___ AVAILABLE RECORDS
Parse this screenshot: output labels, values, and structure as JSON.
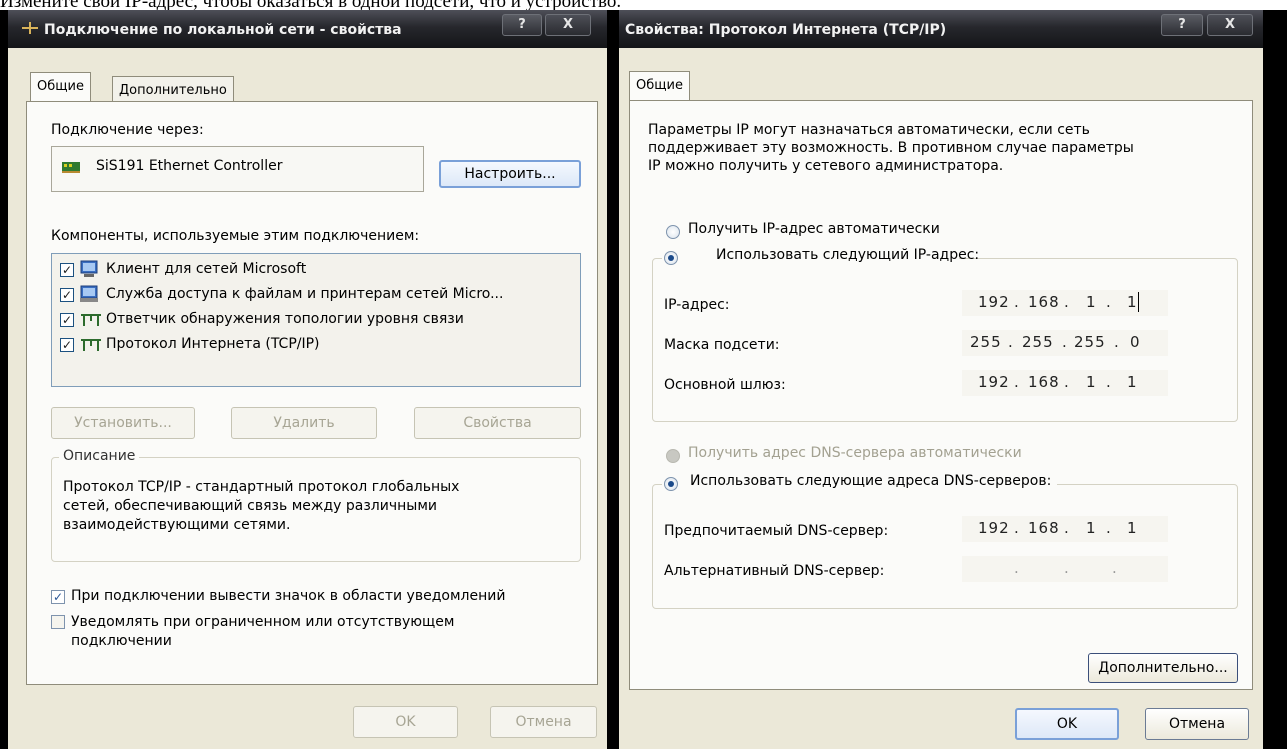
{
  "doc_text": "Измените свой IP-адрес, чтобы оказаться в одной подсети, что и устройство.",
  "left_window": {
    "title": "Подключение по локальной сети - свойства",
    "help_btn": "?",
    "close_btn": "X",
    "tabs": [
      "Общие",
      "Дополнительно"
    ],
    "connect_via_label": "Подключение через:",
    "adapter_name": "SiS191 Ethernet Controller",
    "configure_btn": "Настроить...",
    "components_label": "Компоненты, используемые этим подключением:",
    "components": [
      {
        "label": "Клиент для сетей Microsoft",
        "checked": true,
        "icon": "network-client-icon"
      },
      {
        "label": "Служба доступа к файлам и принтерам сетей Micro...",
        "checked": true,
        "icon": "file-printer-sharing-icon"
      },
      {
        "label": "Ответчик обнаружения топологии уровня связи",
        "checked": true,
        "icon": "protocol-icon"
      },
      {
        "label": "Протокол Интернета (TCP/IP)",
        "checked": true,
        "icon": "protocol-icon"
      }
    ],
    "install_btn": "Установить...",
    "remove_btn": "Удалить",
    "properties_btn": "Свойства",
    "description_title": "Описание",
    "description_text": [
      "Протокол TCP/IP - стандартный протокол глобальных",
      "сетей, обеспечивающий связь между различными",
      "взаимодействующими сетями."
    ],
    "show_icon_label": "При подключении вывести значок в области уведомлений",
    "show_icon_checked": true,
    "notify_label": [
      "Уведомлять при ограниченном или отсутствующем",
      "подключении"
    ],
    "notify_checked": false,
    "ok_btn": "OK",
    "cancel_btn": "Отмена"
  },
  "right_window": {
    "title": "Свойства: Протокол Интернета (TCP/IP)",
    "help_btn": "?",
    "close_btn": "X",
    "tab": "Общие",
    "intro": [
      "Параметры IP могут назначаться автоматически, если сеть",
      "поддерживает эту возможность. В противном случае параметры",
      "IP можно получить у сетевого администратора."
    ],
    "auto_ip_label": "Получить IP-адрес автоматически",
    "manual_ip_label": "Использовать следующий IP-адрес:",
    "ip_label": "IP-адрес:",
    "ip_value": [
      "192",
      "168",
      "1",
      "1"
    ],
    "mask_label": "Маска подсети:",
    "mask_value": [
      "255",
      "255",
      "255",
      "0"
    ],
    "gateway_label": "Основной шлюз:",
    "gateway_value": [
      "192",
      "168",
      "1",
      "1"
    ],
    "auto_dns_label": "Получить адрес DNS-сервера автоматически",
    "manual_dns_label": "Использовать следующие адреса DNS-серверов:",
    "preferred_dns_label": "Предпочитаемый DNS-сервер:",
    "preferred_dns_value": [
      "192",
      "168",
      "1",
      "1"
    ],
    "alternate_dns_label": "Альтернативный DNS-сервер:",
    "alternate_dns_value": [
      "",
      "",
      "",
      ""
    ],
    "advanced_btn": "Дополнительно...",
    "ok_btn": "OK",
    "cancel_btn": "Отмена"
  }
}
______
___ AVAILABLE RECORDS
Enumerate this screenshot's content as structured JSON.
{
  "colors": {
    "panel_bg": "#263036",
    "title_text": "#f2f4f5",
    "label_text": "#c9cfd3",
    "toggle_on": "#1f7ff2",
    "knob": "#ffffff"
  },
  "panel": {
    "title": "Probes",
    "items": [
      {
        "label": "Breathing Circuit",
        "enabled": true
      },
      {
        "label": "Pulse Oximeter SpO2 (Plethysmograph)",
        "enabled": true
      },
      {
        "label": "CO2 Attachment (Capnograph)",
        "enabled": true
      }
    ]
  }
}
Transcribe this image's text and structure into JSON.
______
**SHORT TASK:** Copy out precisely the lines from the line with "Enumerate this screenshot's" to the line with "Transcribe this image's" in the material above, including those two lines and omitting all the rest.

**SOLUTION TO THIS EXERCISE:**
Enumerate this screenshot's content as structured JSON.
{
  "colors": {
    "panel_bg": "#263036",
    "title_text": "#f2f4f5",
    "label_text": "#c9cfd3",
    "toggle_on": "#1f7ff2",
    "knob": "#ffffff"
  },
  "panel": {
    "title": "Probes",
    "items": [
      {
        "label": "Breathing Circuit",
        "enabled": true
      },
      {
        "label": "Pulse Oximeter SpO2 (Plethysmograph)",
        "enabled": true
      },
      {
        "label": "CO2 Attachment (Capnograph)",
        "enabled": true
      }
    ]
  }
}
Transcribe this image's text and structure into JSON.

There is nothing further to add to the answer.